Provided data >>
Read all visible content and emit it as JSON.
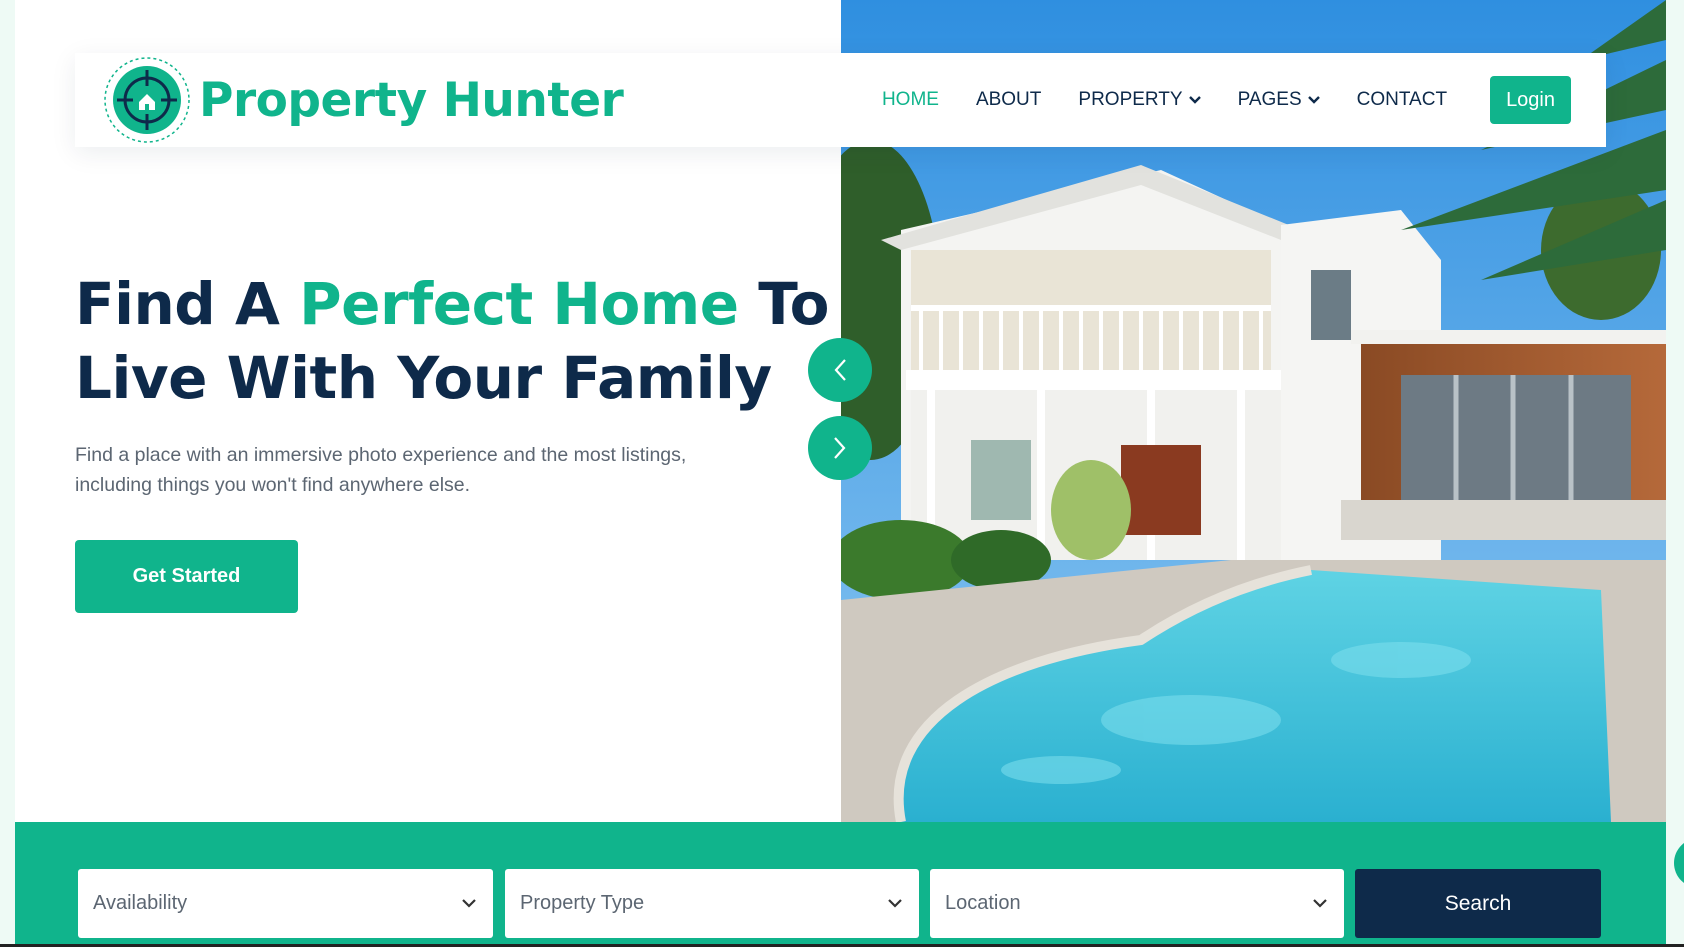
{
  "brand": {
    "name": "Property Hunter",
    "logo_icon": "target-home-icon"
  },
  "nav": {
    "items": [
      {
        "label": "HOME",
        "active": true
      },
      {
        "label": "ABOUT",
        "active": false
      },
      {
        "label": "PROPERTY",
        "active": false,
        "dropdown": true
      },
      {
        "label": "PAGES",
        "active": false,
        "dropdown": true
      },
      {
        "label": "CONTACT",
        "active": false
      }
    ],
    "login_label": "Login"
  },
  "hero": {
    "title_part1": "Find A ",
    "title_accent": "Perfect Home",
    "title_part2": " To Live With Your Family",
    "description": "Find a place with an immersive photo experience and the most listings, including things you won't find anywhere else.",
    "cta_label": "Get Started",
    "image_alt_icon": "house-with-pool-photo"
  },
  "slider": {
    "prev_icon": "chevron-left-icon",
    "next_icon": "chevron-right-icon"
  },
  "search": {
    "availability": "Availability",
    "property_type": "Property Type",
    "location": "Location",
    "button_label": "Search"
  },
  "colors": {
    "accent": "#10b48c",
    "navy": "#0e2a4a",
    "text_muted": "#5c6672"
  }
}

Your goal >> Quote every record above exactly, leaving out any pictures.

Answer to the task >>
Read all visible content and emit it as JSON.
{
  "brand": {
    "name": "Property Hunter",
    "logo_icon": "target-home-icon"
  },
  "nav": {
    "items": [
      {
        "label": "HOME",
        "active": true
      },
      {
        "label": "ABOUT",
        "active": false
      },
      {
        "label": "PROPERTY",
        "active": false,
        "dropdown": true
      },
      {
        "label": "PAGES",
        "active": false,
        "dropdown": true
      },
      {
        "label": "CONTACT",
        "active": false
      }
    ],
    "login_label": "Login"
  },
  "hero": {
    "title_part1": "Find A ",
    "title_accent": "Perfect Home",
    "title_part2": " To Live With Your Family",
    "description": "Find a place with an immersive photo experience and the most listings, including things you won't find anywhere else.",
    "cta_label": "Get Started",
    "image_alt_icon": "house-with-pool-photo"
  },
  "slider": {
    "prev_icon": "chevron-left-icon",
    "next_icon": "chevron-right-icon"
  },
  "search": {
    "availability": "Availability",
    "property_type": "Property Type",
    "location": "Location",
    "button_label": "Search"
  },
  "colors": {
    "accent": "#10b48c",
    "navy": "#0e2a4a",
    "text_muted": "#5c6672"
  }
}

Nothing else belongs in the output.